━━━ Records to process ━━━
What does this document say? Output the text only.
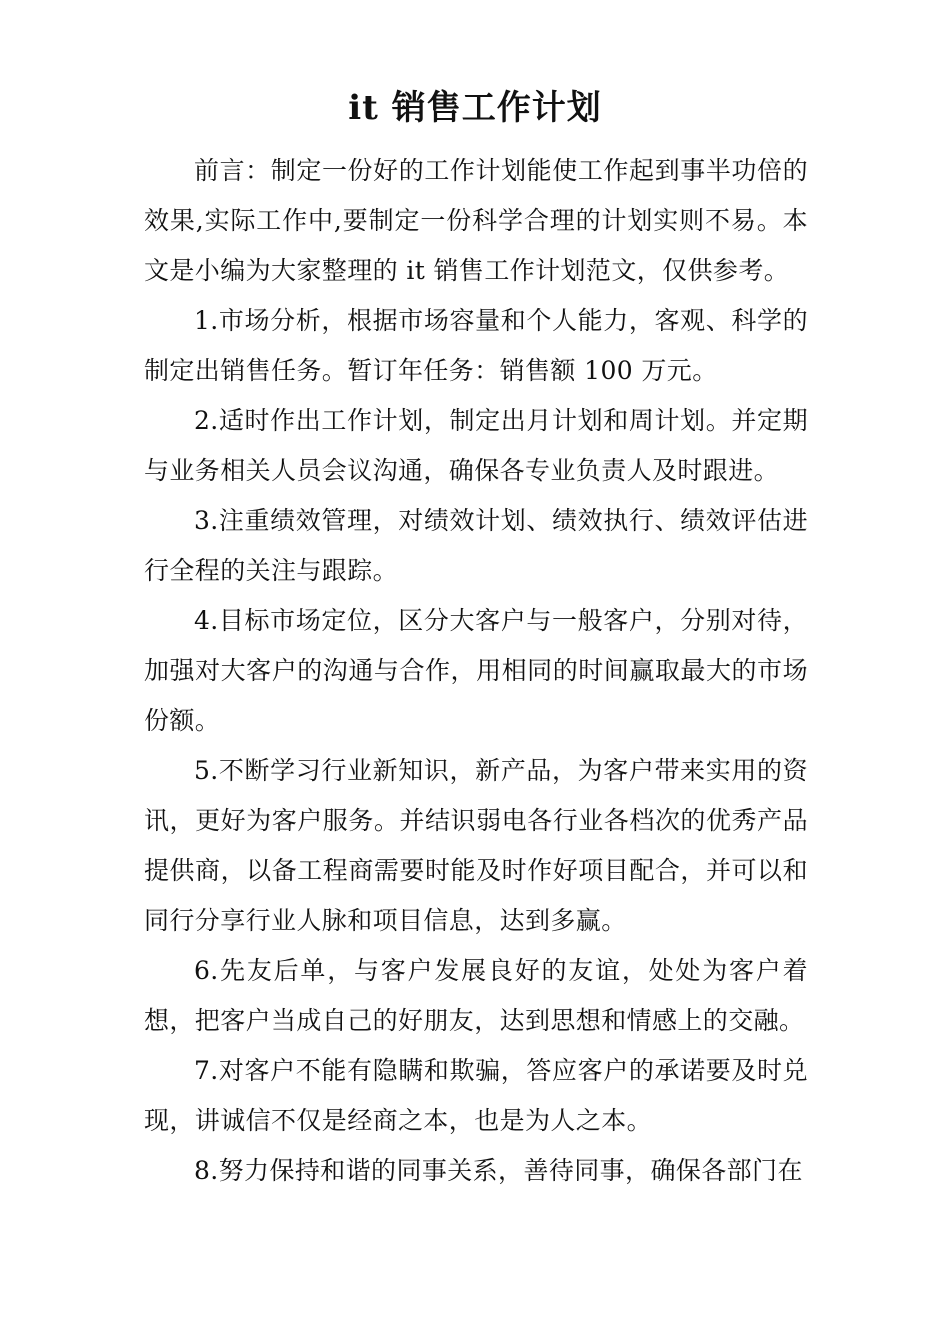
it 销售工作计划

前言：制定一份好的工作计划能使工作起到事半功倍的效果,实际工作中,要制定一份科学合理的计划实则不易。本文是小编为大家整理的 it 销售工作计划范文，仅供参考。

1.市场分析，根据市场容量和个人能力，客观、科学的制定出销售任务。暂订年任务：销售额 100 万元。

2.适时作出工作计划，制定出月计划和周计划。并定期与业务相关人员会议沟通，确保各专业负责人及时跟进。

3.注重绩效管理，对绩效计划、绩效执行、绩效评估进行全程的关注与跟踪。

4.目标市场定位，区分大客户与一般客户，分别对待，加强对大客户的沟通与合作，用相同的时间赢取最大的市场份额。

5.不断学习行业新知识，新产品，为客户带来实用的资讯，更好为客户服务。并结识弱电各行业各档次的优秀产品提供商，以备工程商需要时能及时作好项目配合，并可以和同行分享行业人脉和项目信息，达到多赢。

6.先友后单，与客户发展良好的友谊，处处为客户着想，把客户当成自己的好朋友，达到思想和情感上的交融。

7.对客户不能有隐瞒和欺骗，答应客户的承诺要及时兑现，讲诚信不仅是经商之本，也是为人之本。

8.努力保持和谐的同事关系，善待同事，确保各部门在
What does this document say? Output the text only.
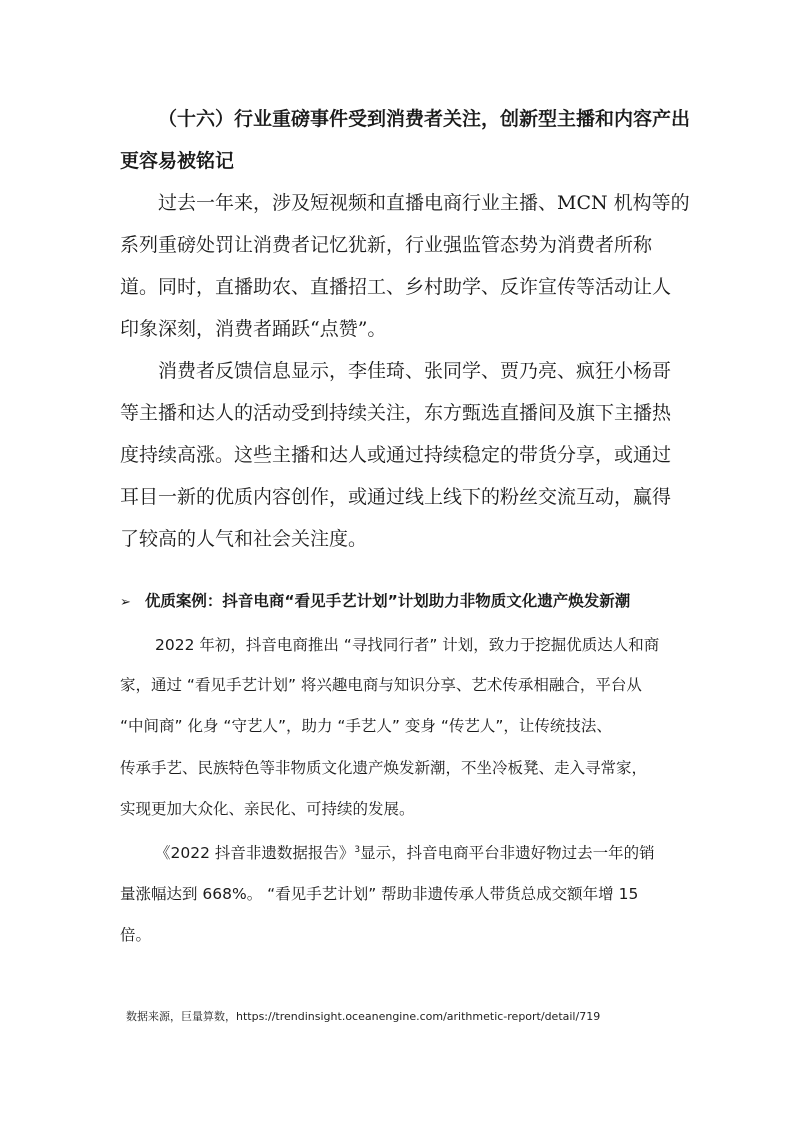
（十六）行业重磅事件受到消费者关注，创新型主播和内容产出
更容易被铭记
过去一年来，涉及短视频和直播电商行业主播、MCN 机构等的
系列重磅处罚让消费者记忆犹新，行业强监管态势为消费者所称
道。同时，直播助农、直播招工、乡村助学、反诈宣传等活动让人
印象深刻，消费者踊跃“点赞”。
消费者反馈信息显示，李佳琦、张同学、贾乃亮、疯狂小杨哥
等主播和达人的活动受到持续关注，东方甄选直播间及旗下主播热
度持续高涨。这些主播和达人或通过持续稳定的带货分享，或通过
耳目一新的优质内容创作，或通过线上线下的粉丝交流互动，赢得
了较高的人气和社会关注度。
➢ 优质案例：抖音电商“看见手艺计划”计划助力非物质文化遗产焕发新潮
2022 年初，抖音电商推出 “寻找同行者” 计划，致力于挖掘优质达人和商
家，通过 “看见手艺计划” 将兴趣电商与知识分享、艺术传承相融合，平台从
“中间商” 化身 “守艺人”，助力 “手艺人” 变身 “传艺人”，让传统技法、
传承手艺、民族特色等非物质文化遗产焕发新潮，不坐冷板凳、走入寻常家，
实现更加大众化、亲民化、可持续的发展。
《2022 抖音非遗数据报告》$^3$显示，抖音电商平台非遗好物过去一年的销
量涨幅达到 668%。 “看见手艺计划” 帮助非遗传承人带货总成交额年增 15
倍。
数据来源，巨量算数，https://trendinsight.oceanengine.com/arithmetic-report/detail/719
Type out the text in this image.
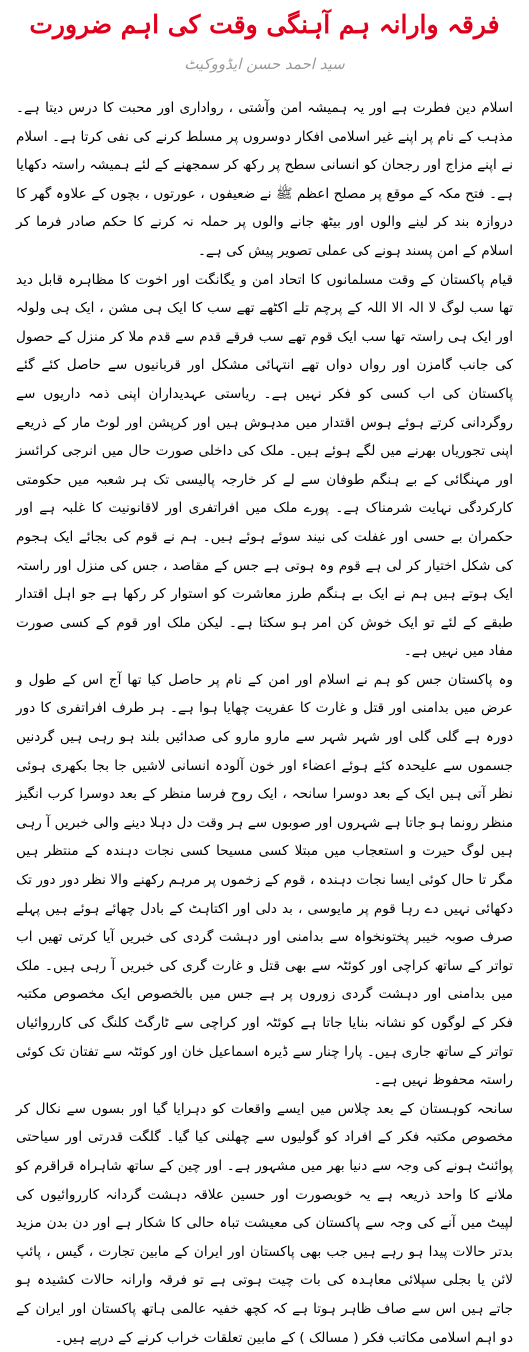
فرقہ وارانہ ہم آہنگی وقت کی اہم ضرورت
سید احمد حسن ایڈووکیٹ
اسلام دین فطرت ہے اور یہ ہمیشہ امن وآشتی ، رواداری اور محبت کا درس دیتا ہے۔ مذہب کے نام پر اپنے غیر اسلامی افکار دوسروں پر مسلط کرنے کی نفی کرتا ہے۔ اسلام نے اپنے مزاج اور رجحان کو انسانی سطح پر رکھ کر سمجھنے کے لئے ہمیشہ راستہ دکھایا ہے۔ فتح مکہ کے موقع پر مصلح اعظم ﷺ نے ضعیفوں ، عورتوں ، بچوں کے علاوہ گھر کا دروازہ بند کر لینے والوں اور بیٹھ جانے والوں پر حملہ نہ کرنے کا حکم صادر فرما کر اسلام کے امن پسند ہونے کی عملی تصویر پیش کی ہے۔
قیام پاکستان کے وقت مسلمانوں کا اتحاد امن و یگانگت اور اخوت کا مظاہرہ قابل دید تھا سب لوگ لا الہ الا اللہ کے پرچم تلے اکٹھے تھے سب کا ایک ہی مشن ، ایک ہی ولولہ اور ایک ہی راستہ تھا سب ایک قوم تھے سب فرقے قدم سے قدم ملا کر منزل کے حصول کی جانب گامزن اور رواں دواں تھے انتہائی مشکل اور قربانیوں سے حاصل کئے گئے پاکستان کی اب کسی کو فکر نہیں ہے۔ ریاستی عہدیداران اپنی ذمہ داریوں سے روگردانی کرتے ہوئے ہوس اقتدار میں مدہوش ہیں اور کرپشن اور لوٹ مار کے ذریعے اپنی تجوریاں بھرنے میں لگے ہوئے ہیں۔ ملک کی داخلی صورت حال میں انرجی کرائسز اور مہنگائی کے بے ہنگم طوفان سے لے کر خارجہ پالیسی تک ہر شعبہ میں حکومتی کارکردگی نہایت شرمناک ہے۔ پورے ملک میں افراتفری اور لاقانونیت کا غلبہ ہے اور حکمران بے حسی اور غفلت کی نیند سوئے ہوئے ہیں۔ ہم نے قوم کی بجائے ایک ہجوم کی شکل اختیار کر لی ہے قوم وہ ہوتی ہے جس کے مقاصد ، جس کی منزل اور راستہ ایک ہوتے ہیں ہم نے ایک بے ہنگم طرز معاشرت کو استوار کر رکھا ہے جو اہل اقتدار طبقے کے لئے تو ایک خوش کن امر ہو سکتا ہے۔ لیکن ملک اور قوم کے کسی صورت مفاد میں نہیں ہے۔
وہ پاکستان جس کو ہم نے اسلام اور امن کے نام پر حاصل کیا تھا آج اس کے طول و عرض میں بدامنی اور قتل و غارت کا عفریت چھایا ہوا ہے۔ ہر طرف افراتفری کا دور دورہ ہے گلی گلی اور شہر شہر سے مارو مارو کی صدائیں بلند ہو رہی ہیں گردنیں جسموں سے علیحدہ کئے ہوئے اعضاء اور خون آلودہ انسانی لاشیں جا بجا بکھری ہوئی نظر آتی ہیں ایک کے بعد دوسرا سانحہ ، ایک روح فرسا منظر کے بعد دوسرا کرب انگیز منظر رونما ہو جاتا ہے شہروں اور صوبوں سے ہر وقت دل دہلا دینے والی خبریں آ رہی ہیں لوگ حیرت و استعجاب میں مبتلا کسی مسیحا کسی نجات دہندہ کے منتظر ہیں مگر تا حال کوئی ایسا نجات دہندہ ، قوم کے زخموں پر مرہم رکھنے والا نظر دور دور تک دکھائی نہیں دے رہا قوم پر مایوسی ، بد دلی اور اکتاہٹ کے بادل چھائے ہوئے ہیں پہلے صرف صوبہ خیبر پختونخواہ سے بدامنی اور دہشت گردی کی خبریں آیا کرتی تھیں اب تواتر کے ساتھ کراچی اور کوئٹہ سے بھی قتل و غارت گری کی خبریں آ رہی ہیں۔ ملک میں بدامنی اور دہشت گردی زوروں پر ہے جس میں بالخصوص ایک مخصوص مکتبہ فکر کے لوگوں کو نشانہ بنایا جاتا ہے کوئٹہ اور کراچی سے ٹارگٹ کلنگ کی کارروائیاں تواتر کے ساتھ جاری ہیں۔ پارا چنار سے ڈیرہ اسماعیل خان اور کوئٹہ سے تفتان تک کوئی راستہ محفوظ نہیں ہے۔
سانحہ کوہستان کے بعد چلاس میں ایسے واقعات کو دہرایا گیا اور بسوں سے نکال کر مخصوص مکتبہ فکر کے افراد کو گولیوں سے چھلنی کیا گیا۔ گلگت قدرتی اور سیاحتی پوائنٹ ہونے کی وجہ سے دنیا بھر میں مشہور ہے۔ اور چین کے ساتھ شاہراہ قراقرم کو ملانے کا واحد ذریعہ ہے یہ خوبصورت اور حسین علاقہ دہشت گردانہ کارروائیوں کی لپیٹ میں آنے کی وجہ سے پاکستان کی معیشت تباہ حالی کا شکار ہے اور دن بدن مزید بدتر حالات پیدا ہو رہے ہیں جب بھی پاکستان اور ایران کے مابین تجارت ، گیس ، پائپ لائن یا بجلی سپلائی معاہدہ کی بات چیت ہوتی ہے تو فرقہ وارانہ حالات کشیدہ ہو جاتے ہیں اس سے صاف ظاہر ہوتا ہے کہ کچھ خفیہ عالمی ہاتھ پاکستان اور ایران کے دو اہم اسلامی مکاتب فکر ( مسالک ) کے مابین تعلقات خراب کرنے کے درپے ہیں۔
━━━
Find the word "کرنے" in the records and pull out each line that has it.

اسلام دین فطرت ہے اور یہ ہمیشہ امن وآشتی ، رواداری اور محبت کا درس دیتا ہے۔ مذہب کے نام پر اپنے غیر اسلامی افکار دوسروں پر مسلط کرنے کی نفی کرتا ہے۔ اسلام نے اپنے مزاج اور رجحان کو انسانی سطح پر رکھ کر سمجھنے کے لئے ہمیشہ راستہ دکھایا ہے۔ فتح مکہ کے موقع پر مصلح اعظم ﷺ نے ضعیفوں ، عورتوں ، بچوں کے علاوہ گھر کا دروازہ بند کر لینے والوں اور بیٹھ جانے والوں پر حملہ نہ کرنے کا حکم صادر فرما کر اسلام کے امن پسند ہونے کی عملی تصویر پیش کی ہے۔
سانحہ کوہستان کے بعد چلاس میں ایسے واقعات کو دہرایا گیا اور بسوں سے نکال کر مخصوص مکتبہ فکر کے افراد کو گولیوں سے چھلنی کیا گیا۔ گلگت قدرتی اور سیاحتی پوائنٹ ہونے کی وجہ سے دنیا بھر میں مشہور ہے۔ اور چین کے ساتھ شاہراہ قراقرم کو ملانے کا واحد ذریعہ ہے یہ خوبصورت اور حسین علاقہ دہشت گردانہ کارروائیوں کی لپیٹ میں آنے کی وجہ سے پاکستان کی معیشت تباہ حالی کا شکار ہے اور دن بدن مزید بدتر حالات پیدا ہو رہے ہیں جب بھی پاکستان اور ایران کے مابین تجارت ، گیس ، پائپ لائن یا بجلی سپلائی معاہدہ کی بات چیت ہوتی ہے تو فرقہ وارانہ حالات کشیدہ ہو جاتے ہیں اس سے صاف ظاہر ہوتا ہے کہ کچھ خفیہ عالمی ہاتھ پاکستان اور ایران کے دو اہم اسلامی مکاتب فکر ( مسالک ) کے مابین تعلقات خراب کرنے کے درپے ہیں۔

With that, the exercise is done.